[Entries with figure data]
** begin **

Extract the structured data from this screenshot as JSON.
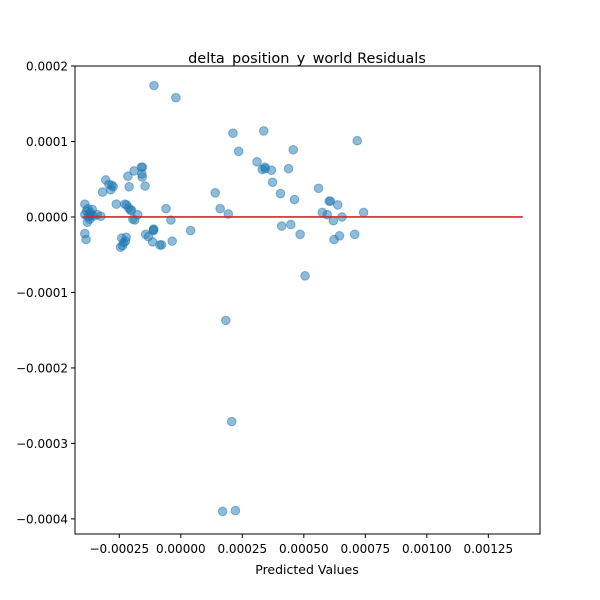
{
  "chart_data": {
    "type": "scatter",
    "title": "delta_position_y_world Residuals",
    "xlabel": "Predicted Values",
    "ylabel": "",
    "xlim": [
      -0.00043,
      0.00146
    ],
    "ylim": [
      -0.00042,
      0.0002
    ],
    "x_ticks": [
      -0.00025,
      0.0,
      0.00025,
      0.0005,
      0.00075,
      0.001,
      0.00125
    ],
    "x_tick_labels": [
      "−0.00025",
      "0.00000",
      "0.00025",
      "0.00050",
      "0.00075",
      "0.00100",
      "0.00125"
    ],
    "y_ticks": [
      0.0002,
      0.0001,
      0.0,
      -0.0001,
      -0.0002,
      -0.0003,
      -0.0004
    ],
    "y_tick_labels": [
      "0.0002",
      "0.0001",
      "0.0000",
      "−0.0001",
      "−0.0002",
      "−0.0003",
      "−0.0004"
    ],
    "grid": false,
    "point_color": "#1f77b4",
    "line_color": "#d62728",
    "zero_line": {
      "x": [
        -0.0004,
        0.00139
      ],
      "y": [
        0.0,
        0.0
      ]
    },
    "points": [
      [
        -0.00039,
        1.7e-05
      ],
      [
        -0.00039,
        3e-06
      ],
      [
        -0.00039,
        -2.2e-05
      ],
      [
        -0.000385,
        -3e-05
      ],
      [
        -0.000383,
        8e-06
      ],
      [
        -0.00038,
        -7e-06
      ],
      [
        -0.000378,
        1.1e-05
      ],
      [
        -0.000375,
        0.0
      ],
      [
        -0.000372,
        4e-06
      ],
      [
        -0.00037,
        -3e-06
      ],
      [
        -0.000367,
        6e-06
      ],
      [
        -0.000365,
        2e-06
      ],
      [
        -0.00036,
        1e-05
      ],
      [
        -0.000355,
        1e-06
      ],
      [
        -0.00034,
        3e-06
      ],
      [
        -0.000325,
        1e-06
      ],
      [
        -0.000318,
        3.3e-05
      ],
      [
        -0.000305,
        4.9e-05
      ],
      [
        -0.000292,
        4.3e-05
      ],
      [
        -0.000285,
        3.6e-05
      ],
      [
        -0.00028,
        4.2e-05
      ],
      [
        -0.000275,
        4e-05
      ],
      [
        -0.000262,
        1.7e-05
      ],
      [
        -0.000245,
        -4e-05
      ],
      [
        -0.00024,
        -2.8e-05
      ],
      [
        -0.000237,
        -3.8e-05
      ],
      [
        -0.000232,
        -3.4e-05
      ],
      [
        -0.000228,
        1.7e-05
      ],
      [
        -0.000225,
        -3.2e-05
      ],
      [
        -0.000222,
        -2.7e-05
      ],
      [
        -0.00022,
        1.6e-05
      ],
      [
        -0.000215,
        5.4e-05
      ],
      [
        -0.000212,
        1.2e-05
      ],
      [
        -0.00021,
        4e-05
      ],
      [
        -0.000205,
        9e-06
      ],
      [
        -0.0002,
        9e-06
      ],
      [
        -0.000195,
        -3e-06
      ],
      [
        -0.00019,
        6.1e-05
      ],
      [
        -0.000187,
        -4e-06
      ],
      [
        -0.000175,
        3e-06
      ],
      [
        -0.00016,
        6.6e-05
      ],
      [
        -0.000158,
        5.7e-05
      ],
      [
        -0.000157,
        5.3e-05
      ],
      [
        -0.000156,
        6.6e-05
      ],
      [
        -0.000145,
        4.1e-05
      ],
      [
        -0.000143,
        -2.3e-05
      ],
      [
        -0.000132,
        -2.6e-05
      ],
      [
        -0.000115,
        -3.3e-05
      ],
      [
        -0.000112,
        -1.7e-05
      ],
      [
        -0.000111,
        -1.8e-05
      ],
      [
        -0.00011,
        -1.6e-05
      ],
      [
        -0.000109,
        0.000174
      ],
      [
        -8.5e-05,
        -3.7e-05
      ],
      [
        -7.8e-05,
        -3.7e-05
      ],
      [
        -6e-05,
        1.1e-05
      ],
      [
        -4e-05,
        -4e-06
      ],
      [
        -3.5e-05,
        -3.2e-05
      ],
      [
        -2e-05,
        0.000158
      ],
      [
        4e-05,
        -1.8e-05
      ],
      [
        0.00014,
        3.2e-05
      ],
      [
        0.00016,
        1.1e-05
      ],
      [
        0.00017,
        -0.00039
      ],
      [
        0.000183,
        -0.000137
      ],
      [
        0.000193,
        4e-06
      ],
      [
        0.000207,
        -0.000271
      ],
      [
        0.000212,
        0.000111
      ],
      [
        0.000222,
        -0.000389
      ],
      [
        0.000235,
        8.7e-05
      ],
      [
        0.00031,
        7.3e-05
      ],
      [
        0.000331,
        6.3e-05
      ],
      [
        0.000337,
        0.000114
      ],
      [
        0.000342,
        6.6e-05
      ],
      [
        0.000343,
        6.4e-05
      ],
      [
        0.000368,
        6.2e-05
      ],
      [
        0.000373,
        4.6e-05
      ],
      [
        0.000405,
        3.1e-05
      ],
      [
        0.00041,
        -1.2e-05
      ],
      [
        0.000438,
        6.4e-05
      ],
      [
        0.000447,
        -1e-05
      ],
      [
        0.000457,
        8.9e-05
      ],
      [
        0.000462,
        2.3e-05
      ],
      [
        0.000485,
        -2.3e-05
      ],
      [
        0.000505,
        -7.8e-05
      ],
      [
        0.00056,
        3.8e-05
      ],
      [
        0.000575,
        6e-06
      ],
      [
        0.000595,
        3e-06
      ],
      [
        0.000603,
        2.1e-05
      ],
      [
        0.000608,
        2.1e-05
      ],
      [
        0.00062,
        -5e-06
      ],
      [
        0.000623,
        -3e-05
      ],
      [
        0.000638,
        1.6e-05
      ],
      [
        0.000645,
        -2.5e-05
      ],
      [
        0.000655,
        0.0
      ],
      [
        0.000707,
        -2.3e-05
      ],
      [
        0.000717,
        0.000101
      ],
      [
        0.000743,
        6e-06
      ]
    ],
    "x_offset_note_hidden": null
  }
}
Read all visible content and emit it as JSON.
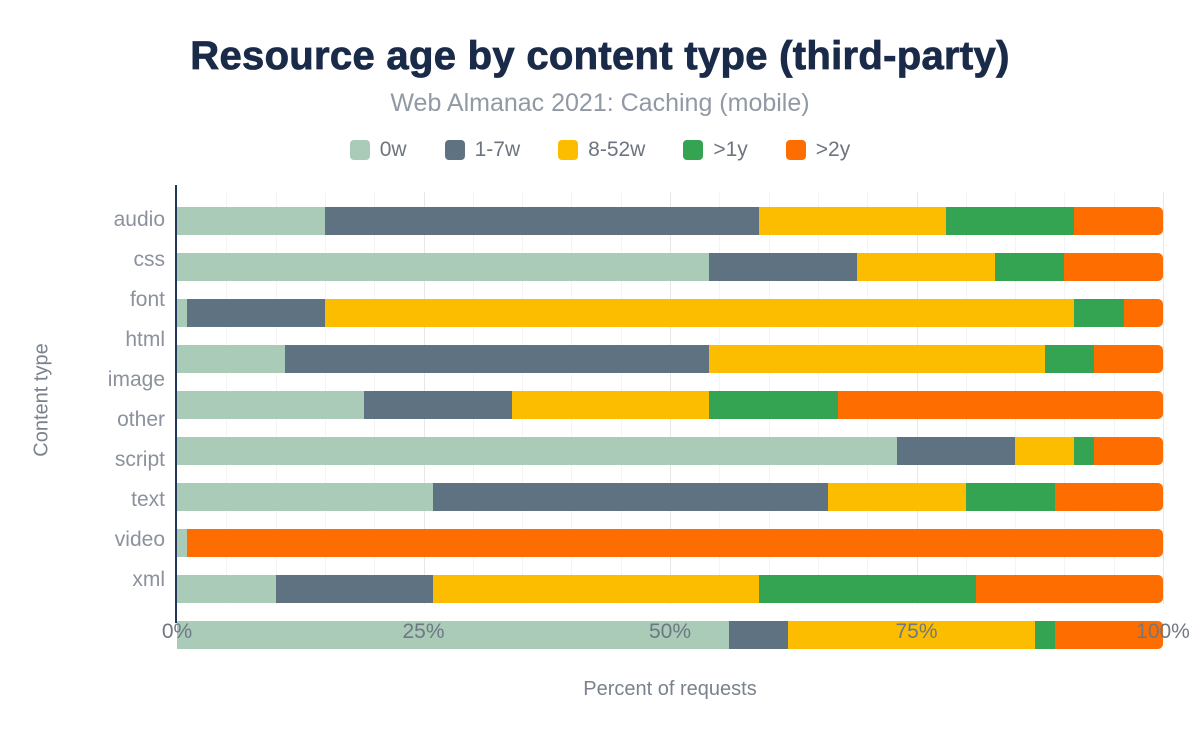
{
  "chart_data": {
    "type": "bar",
    "orientation": "horizontal-stacked",
    "title": "Resource age by content type (third-party)",
    "subtitle": "Web Almanac 2021: Caching (mobile)",
    "xlabel": "Percent of requests",
    "ylabel": "Content type",
    "xlim": [
      0,
      100
    ],
    "x_ticks": [
      "0%",
      "25%",
      "50%",
      "75%",
      "100%"
    ],
    "grid": "vertical, minor every 5%, major every 25%",
    "legend_position": "top",
    "categories": [
      "audio",
      "css",
      "font",
      "html",
      "image",
      "other",
      "script",
      "text",
      "video",
      "xml"
    ],
    "series": [
      {
        "name": "0w",
        "color": "#a9cbb7",
        "values": [
          15,
          54,
          1,
          11,
          19,
          73,
          26,
          1,
          10,
          56
        ]
      },
      {
        "name": "1-7w",
        "color": "#5f7282",
        "values": [
          44,
          15,
          14,
          43,
          15,
          12,
          40,
          0,
          16,
          6
        ]
      },
      {
        "name": "8-52w",
        "color": "#fcbd00",
        "values": [
          19,
          14,
          76,
          34,
          20,
          6,
          14,
          0,
          33,
          25
        ]
      },
      {
        "name": ">1y",
        "color": "#34a352",
        "values": [
          13,
          7,
          5,
          5,
          13,
          2,
          9,
          0,
          22,
          2
        ]
      },
      {
        "name": ">2y",
        "color": "#fe6d00",
        "values": [
          9,
          10,
          4,
          7,
          33,
          7,
          11,
          99,
          19,
          11
        ]
      }
    ],
    "colors": {
      "title": "#1a2b49",
      "subtitle": "#9199a5",
      "axis_line": "#22385a",
      "axis_text": "#6f7783",
      "background": "#ffffff"
    }
  }
}
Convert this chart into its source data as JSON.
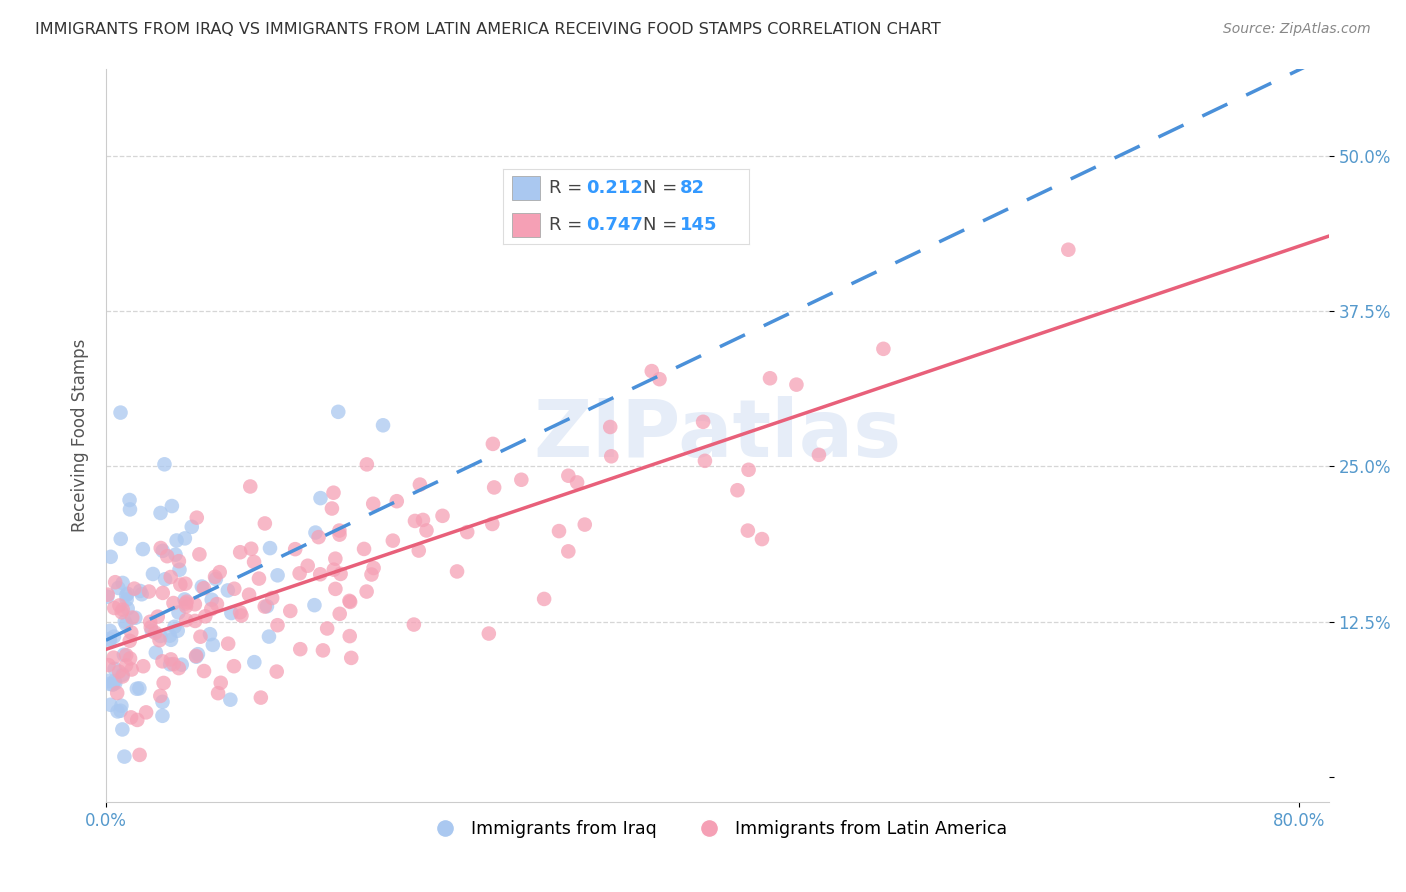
{
  "title": "IMMIGRANTS FROM IRAQ VS IMMIGRANTS FROM LATIN AMERICA RECEIVING FOOD STAMPS CORRELATION CHART",
  "source": "Source: ZipAtlas.com",
  "ylabel": "Receiving Food Stamps",
  "xlim": [
    0.0,
    0.82
  ],
  "ylim": [
    -0.02,
    0.57
  ],
  "iraq_R": 0.212,
  "iraq_N": 82,
  "latin_R": 0.747,
  "latin_N": 145,
  "iraq_color": "#aac8f0",
  "latin_color": "#f5a0b5",
  "iraq_line_color": "#4a90d9",
  "latin_line_color": "#e8607a",
  "watermark_color": "#c8d8f0",
  "legend_text_color": "#444444",
  "legend_RN_color": "#3399ff",
  "background_color": "#ffffff",
  "grid_color": "#cccccc",
  "tick_color": "#5599cc",
  "title_color": "#333333",
  "source_color": "#888888",
  "y_tick_vals": [
    0.0,
    0.125,
    0.25,
    0.375,
    0.5
  ],
  "y_tick_labels": [
    "",
    "12.5%",
    "25.0%",
    "37.5%",
    "50.0%"
  ],
  "x_tick_vals": [
    0.0,
    0.8
  ],
  "x_tick_labels": [
    "0.0%",
    "80.0%"
  ]
}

** end **

Task objective
Each line holding the word "xlabel" counts once; report the total and nothing else.

Reply to the exercise
2